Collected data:
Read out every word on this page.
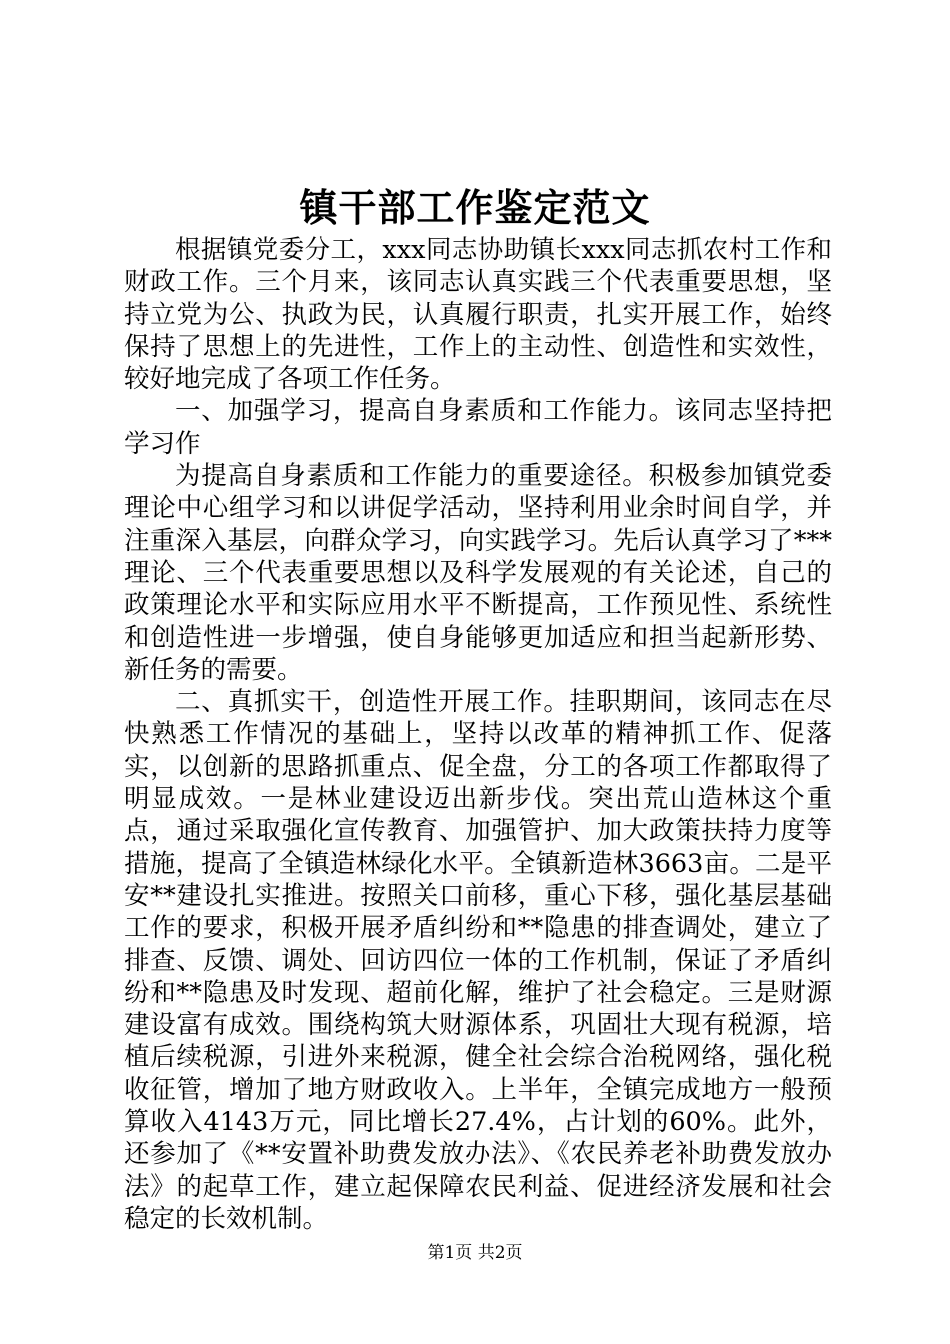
镇干部工作鉴定范文

根据镇党委分工，xxx同志协助镇长xxx同志抓农村工作和财政工作。三个月来，该同志认真实践三个代表重要思想，坚持立党为公、执政为民，认真履行职责，扎实开展工作，始终保持了思想上的先进性，工作上的主动性、创造性和实效性，较好地完成了各项工作任务。

一、加强学习，提高自身素质和工作能力。该同志坚持把学习作

为提高自身素质和工作能力的重要途径。积极参加镇党委理论中心组学习和以讲促学活动，坚持利用业余时间自学，并注重深入基层，向群众学习，向实践学习。先后认真学习了***理论、三个代表重要思想以及科学发展观的有关论述，自己的政策理论水平和实际应用水平不断提高，工作预见性、系统性和创造性进一步增强，使自身能够更加适应和担当起新形势、新任务的需要。

二、真抓实干，创造性开展工作。挂职期间，该同志在尽快熟悉工作情况的基础上，坚持以改革的精神抓工作、促落实，以创新的思路抓重点、促全盘，分工的各项工作都取得了明显成效。一是林业建设迈出新步伐。突出荒山造林这个重点，通过采取强化宣传教育、加强管护、加大政策扶持力度等措施，提高了全镇造林绿化水平。全镇新造林3663亩。二是平安**建设扎实推进。按照关口前移，重心下移，强化基层基础工作的要求，积极开展矛盾纠纷和**隐患的排查调处，建立了排查、反馈、调处、回访四位一体的工作机制，保证了矛盾纠纷和**隐患及时发现、超前化解，维护了社会稳定。三是财源建设富有成效。围绕构筑大财源体系，巩固壮大现有税源，培植后续税源，引进外来税源，健全社会综合治税网络，强化税收征管，增加了地方财政收入。上半年，全镇完成地方一般预算收入4143万元，同比增长27.4%，占计划的60%。此外，还参加了《**安置补助费发放办法》、《农民养老补助费发放办法》的起草工作，建立起保障农民利益、促进经济发展和社会稳定的长效机制。

第1页 共2页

> Task goal: Copy the records exactly as they appear, excluding images.

> Expected output:
Read out every word on this page.
镇干部工作鉴定范文

根据镇党委分工，xxx同志协助镇长xxx同志抓农村工作和财政工作。三个月来，该同志认真实践三个代表重要思想，坚持立党为公、执政为民，认真履行职责，扎实开展工作，始终保持了思想上的先进性，工作上的主动性、创造性和实效性，较好地完成了各项工作任务。

一、加强学习，提高自身素质和工作能力。该同志坚持把学习作

为提高自身素质和工作能力的重要途径。积极参加镇党委理论中心组学习和以讲促学活动，坚持利用业余时间自学，并注重深入基层，向群众学习，向实践学习。先后认真学习了***理论、三个代表重要思想以及科学发展观的有关论述，自己的政策理论水平和实际应用水平不断提高，工作预见性、系统性和创造性进一步增强，使自身能够更加适应和担当起新形势、新任务的需要。

二、真抓实干，创造性开展工作。挂职期间，该同志在尽快熟悉工作情况的基础上，坚持以改革的精神抓工作、促落实，以创新的思路抓重点、促全盘，分工的各项工作都取得了明显成效。一是林业建设迈出新步伐。突出荒山造林这个重点，通过采取强化宣传教育、加强管护、加大政策扶持力度等措施，提高了全镇造林绿化水平。全镇新造林3663亩。二是平安**建设扎实推进。按照关口前移，重心下移，强化基层基础工作的要求，积极开展矛盾纠纷和**隐患的排查调处，建立了排查、反馈、调处、回访四位一体的工作机制，保证了矛盾纠纷和**隐患及时发现、超前化解，维护了社会稳定。三是财源建设富有成效。围绕构筑大财源体系，巩固壮大现有税源，培植后续税源，引进外来税源，健全社会综合治税网络，强化税收征管，增加了地方财政收入。上半年，全镇完成地方一般预算收入4143万元，同比增长27.4%，占计划的60%。此外，还参加了《**安置补助费发放办法》、《农民养老补助费发放办法》的起草工作，建立起保障农民利益、促进经济发展和社会稳定的长效机制。

第1页 共2页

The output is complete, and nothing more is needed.